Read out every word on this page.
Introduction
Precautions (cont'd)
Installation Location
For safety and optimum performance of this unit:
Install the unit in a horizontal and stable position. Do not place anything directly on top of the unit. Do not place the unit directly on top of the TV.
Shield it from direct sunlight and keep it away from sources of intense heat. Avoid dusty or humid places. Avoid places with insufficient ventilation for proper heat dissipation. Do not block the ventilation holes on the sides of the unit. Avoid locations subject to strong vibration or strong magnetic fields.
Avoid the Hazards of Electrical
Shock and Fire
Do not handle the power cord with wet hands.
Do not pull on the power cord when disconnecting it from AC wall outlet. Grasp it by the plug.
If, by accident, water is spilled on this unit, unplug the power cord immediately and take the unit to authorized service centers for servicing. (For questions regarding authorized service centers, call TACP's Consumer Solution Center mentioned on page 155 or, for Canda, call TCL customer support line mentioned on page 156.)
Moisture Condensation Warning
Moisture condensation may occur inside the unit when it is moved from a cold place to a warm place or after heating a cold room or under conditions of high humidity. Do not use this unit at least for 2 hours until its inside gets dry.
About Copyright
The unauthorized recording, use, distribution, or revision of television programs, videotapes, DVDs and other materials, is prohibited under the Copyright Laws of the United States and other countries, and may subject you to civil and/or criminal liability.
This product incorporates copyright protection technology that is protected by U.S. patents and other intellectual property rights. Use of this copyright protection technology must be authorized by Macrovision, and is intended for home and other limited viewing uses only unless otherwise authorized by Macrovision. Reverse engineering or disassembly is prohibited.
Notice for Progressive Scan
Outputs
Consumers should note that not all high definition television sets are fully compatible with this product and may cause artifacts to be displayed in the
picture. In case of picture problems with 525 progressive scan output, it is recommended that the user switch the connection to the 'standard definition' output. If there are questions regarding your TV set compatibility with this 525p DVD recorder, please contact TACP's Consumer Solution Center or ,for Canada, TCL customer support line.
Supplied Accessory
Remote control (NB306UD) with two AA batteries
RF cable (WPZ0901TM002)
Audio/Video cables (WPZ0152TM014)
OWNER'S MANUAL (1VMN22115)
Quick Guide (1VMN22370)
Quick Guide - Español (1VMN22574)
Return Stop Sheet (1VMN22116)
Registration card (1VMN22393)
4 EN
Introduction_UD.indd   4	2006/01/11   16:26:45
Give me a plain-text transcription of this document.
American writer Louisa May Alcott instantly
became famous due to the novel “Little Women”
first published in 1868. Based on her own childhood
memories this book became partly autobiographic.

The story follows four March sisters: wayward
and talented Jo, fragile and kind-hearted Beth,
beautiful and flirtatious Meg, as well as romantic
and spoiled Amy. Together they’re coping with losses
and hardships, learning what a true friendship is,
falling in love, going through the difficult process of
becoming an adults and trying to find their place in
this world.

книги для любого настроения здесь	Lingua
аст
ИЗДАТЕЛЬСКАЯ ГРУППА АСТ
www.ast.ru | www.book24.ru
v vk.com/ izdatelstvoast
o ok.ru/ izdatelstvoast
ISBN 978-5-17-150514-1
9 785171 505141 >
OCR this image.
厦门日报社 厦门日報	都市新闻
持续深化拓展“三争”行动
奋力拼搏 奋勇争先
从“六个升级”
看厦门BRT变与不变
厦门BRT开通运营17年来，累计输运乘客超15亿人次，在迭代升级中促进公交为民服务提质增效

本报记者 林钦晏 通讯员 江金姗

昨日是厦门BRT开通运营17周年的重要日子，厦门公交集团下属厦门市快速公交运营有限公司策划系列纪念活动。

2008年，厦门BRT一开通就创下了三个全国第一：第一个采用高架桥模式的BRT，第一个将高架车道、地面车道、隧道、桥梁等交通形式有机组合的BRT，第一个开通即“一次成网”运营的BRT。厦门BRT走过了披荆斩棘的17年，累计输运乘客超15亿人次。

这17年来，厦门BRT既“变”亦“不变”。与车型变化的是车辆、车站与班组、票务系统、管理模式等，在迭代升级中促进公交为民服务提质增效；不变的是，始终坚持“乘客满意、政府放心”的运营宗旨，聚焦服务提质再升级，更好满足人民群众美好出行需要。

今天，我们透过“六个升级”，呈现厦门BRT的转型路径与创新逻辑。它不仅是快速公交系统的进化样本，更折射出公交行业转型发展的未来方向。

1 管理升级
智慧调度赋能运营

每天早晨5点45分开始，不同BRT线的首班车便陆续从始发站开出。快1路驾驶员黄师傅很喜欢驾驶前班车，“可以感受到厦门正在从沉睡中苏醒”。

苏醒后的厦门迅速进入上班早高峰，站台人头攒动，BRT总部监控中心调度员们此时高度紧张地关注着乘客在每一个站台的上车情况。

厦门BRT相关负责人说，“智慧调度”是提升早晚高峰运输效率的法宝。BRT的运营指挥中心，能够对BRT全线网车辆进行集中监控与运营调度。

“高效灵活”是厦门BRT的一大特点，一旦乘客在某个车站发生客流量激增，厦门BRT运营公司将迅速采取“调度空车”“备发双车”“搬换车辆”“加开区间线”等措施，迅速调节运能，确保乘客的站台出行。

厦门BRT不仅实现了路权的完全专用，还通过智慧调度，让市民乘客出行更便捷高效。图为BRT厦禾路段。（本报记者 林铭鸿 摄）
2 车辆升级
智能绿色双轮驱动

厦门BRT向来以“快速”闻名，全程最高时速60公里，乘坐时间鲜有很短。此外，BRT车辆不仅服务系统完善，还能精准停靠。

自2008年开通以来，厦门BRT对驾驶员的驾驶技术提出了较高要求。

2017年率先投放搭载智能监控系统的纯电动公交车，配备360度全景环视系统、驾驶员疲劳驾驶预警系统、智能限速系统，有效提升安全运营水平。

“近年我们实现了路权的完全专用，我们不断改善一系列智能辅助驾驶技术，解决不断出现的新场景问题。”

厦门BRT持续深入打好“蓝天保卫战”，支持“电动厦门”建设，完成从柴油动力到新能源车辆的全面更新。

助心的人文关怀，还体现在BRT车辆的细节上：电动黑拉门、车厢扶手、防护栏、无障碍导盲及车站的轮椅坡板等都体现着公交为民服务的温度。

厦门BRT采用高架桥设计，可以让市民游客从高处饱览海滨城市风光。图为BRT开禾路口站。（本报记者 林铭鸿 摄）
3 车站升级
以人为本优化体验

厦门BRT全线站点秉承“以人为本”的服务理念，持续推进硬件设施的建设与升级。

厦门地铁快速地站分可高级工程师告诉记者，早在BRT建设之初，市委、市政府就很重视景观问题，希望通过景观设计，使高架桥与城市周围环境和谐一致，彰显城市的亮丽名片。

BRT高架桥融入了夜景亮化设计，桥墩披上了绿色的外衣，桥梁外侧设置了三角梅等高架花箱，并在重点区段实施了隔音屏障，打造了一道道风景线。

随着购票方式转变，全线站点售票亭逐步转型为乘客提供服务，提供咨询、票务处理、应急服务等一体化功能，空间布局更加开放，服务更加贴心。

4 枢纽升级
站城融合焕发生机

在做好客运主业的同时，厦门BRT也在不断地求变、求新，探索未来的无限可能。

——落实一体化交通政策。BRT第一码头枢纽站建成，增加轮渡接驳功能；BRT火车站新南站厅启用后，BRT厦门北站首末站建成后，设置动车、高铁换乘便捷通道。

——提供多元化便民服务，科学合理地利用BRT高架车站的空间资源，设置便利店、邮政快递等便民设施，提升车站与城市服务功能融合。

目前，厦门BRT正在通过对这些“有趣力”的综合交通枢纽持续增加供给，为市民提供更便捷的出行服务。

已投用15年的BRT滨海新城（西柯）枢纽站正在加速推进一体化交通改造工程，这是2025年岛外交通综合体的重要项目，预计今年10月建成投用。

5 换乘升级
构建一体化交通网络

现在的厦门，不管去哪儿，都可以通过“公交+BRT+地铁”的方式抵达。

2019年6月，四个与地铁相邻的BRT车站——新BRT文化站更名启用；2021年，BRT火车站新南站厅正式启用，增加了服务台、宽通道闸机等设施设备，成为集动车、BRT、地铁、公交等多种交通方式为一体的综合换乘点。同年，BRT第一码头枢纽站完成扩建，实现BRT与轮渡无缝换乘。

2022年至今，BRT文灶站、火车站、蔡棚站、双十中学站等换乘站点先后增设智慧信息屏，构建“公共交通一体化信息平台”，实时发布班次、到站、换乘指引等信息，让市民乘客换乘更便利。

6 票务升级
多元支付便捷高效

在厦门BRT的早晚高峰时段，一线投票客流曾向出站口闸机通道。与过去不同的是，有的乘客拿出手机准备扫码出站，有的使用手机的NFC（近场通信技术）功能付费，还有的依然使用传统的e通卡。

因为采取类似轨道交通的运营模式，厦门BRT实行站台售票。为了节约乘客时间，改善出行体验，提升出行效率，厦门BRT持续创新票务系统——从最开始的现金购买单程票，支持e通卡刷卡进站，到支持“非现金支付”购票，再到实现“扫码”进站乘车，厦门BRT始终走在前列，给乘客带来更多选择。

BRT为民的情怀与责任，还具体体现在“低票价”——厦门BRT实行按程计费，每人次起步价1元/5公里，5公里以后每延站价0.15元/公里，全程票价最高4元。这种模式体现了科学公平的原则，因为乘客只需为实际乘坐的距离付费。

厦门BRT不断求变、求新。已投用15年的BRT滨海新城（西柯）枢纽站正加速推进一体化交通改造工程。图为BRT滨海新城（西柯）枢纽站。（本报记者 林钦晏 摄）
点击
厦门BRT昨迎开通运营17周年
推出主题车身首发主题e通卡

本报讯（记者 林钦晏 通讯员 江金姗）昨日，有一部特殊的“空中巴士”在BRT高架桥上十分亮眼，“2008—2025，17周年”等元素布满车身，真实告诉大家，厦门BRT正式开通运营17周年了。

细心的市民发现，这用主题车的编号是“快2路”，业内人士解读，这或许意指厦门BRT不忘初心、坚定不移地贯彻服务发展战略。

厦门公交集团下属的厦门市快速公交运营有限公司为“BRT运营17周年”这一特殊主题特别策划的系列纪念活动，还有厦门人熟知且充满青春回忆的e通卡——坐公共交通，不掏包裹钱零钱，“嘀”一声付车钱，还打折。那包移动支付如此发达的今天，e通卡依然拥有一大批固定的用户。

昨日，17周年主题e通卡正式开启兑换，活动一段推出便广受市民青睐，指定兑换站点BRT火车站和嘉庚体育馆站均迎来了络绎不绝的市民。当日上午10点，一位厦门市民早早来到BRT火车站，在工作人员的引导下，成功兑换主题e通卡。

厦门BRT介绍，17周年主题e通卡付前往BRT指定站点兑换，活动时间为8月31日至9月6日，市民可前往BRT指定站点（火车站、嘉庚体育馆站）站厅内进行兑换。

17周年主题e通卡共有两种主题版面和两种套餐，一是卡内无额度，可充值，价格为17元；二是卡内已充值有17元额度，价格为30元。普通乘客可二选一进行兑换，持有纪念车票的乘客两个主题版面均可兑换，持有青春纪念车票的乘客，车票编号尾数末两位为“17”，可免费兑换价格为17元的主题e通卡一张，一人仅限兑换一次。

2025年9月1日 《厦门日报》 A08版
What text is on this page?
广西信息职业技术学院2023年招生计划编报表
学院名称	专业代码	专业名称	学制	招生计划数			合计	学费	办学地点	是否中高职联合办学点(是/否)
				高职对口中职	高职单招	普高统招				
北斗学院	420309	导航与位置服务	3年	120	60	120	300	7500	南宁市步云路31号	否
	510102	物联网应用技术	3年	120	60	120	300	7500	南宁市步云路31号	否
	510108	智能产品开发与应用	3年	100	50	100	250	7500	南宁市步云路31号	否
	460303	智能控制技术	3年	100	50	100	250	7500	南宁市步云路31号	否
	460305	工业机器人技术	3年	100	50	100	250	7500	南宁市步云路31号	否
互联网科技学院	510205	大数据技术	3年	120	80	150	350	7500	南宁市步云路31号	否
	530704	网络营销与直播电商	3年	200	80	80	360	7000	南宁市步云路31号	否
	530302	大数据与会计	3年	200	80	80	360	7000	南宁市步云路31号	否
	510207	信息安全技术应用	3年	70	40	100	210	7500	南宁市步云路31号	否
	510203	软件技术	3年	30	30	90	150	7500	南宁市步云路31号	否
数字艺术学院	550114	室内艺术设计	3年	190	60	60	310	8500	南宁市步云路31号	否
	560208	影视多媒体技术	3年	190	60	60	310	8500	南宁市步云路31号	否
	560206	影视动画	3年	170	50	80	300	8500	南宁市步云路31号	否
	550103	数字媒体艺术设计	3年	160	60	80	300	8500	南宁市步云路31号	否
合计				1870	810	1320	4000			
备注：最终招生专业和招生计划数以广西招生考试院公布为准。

- - -

How many lines in the entries contain the string "other"? Answer with the number only.

2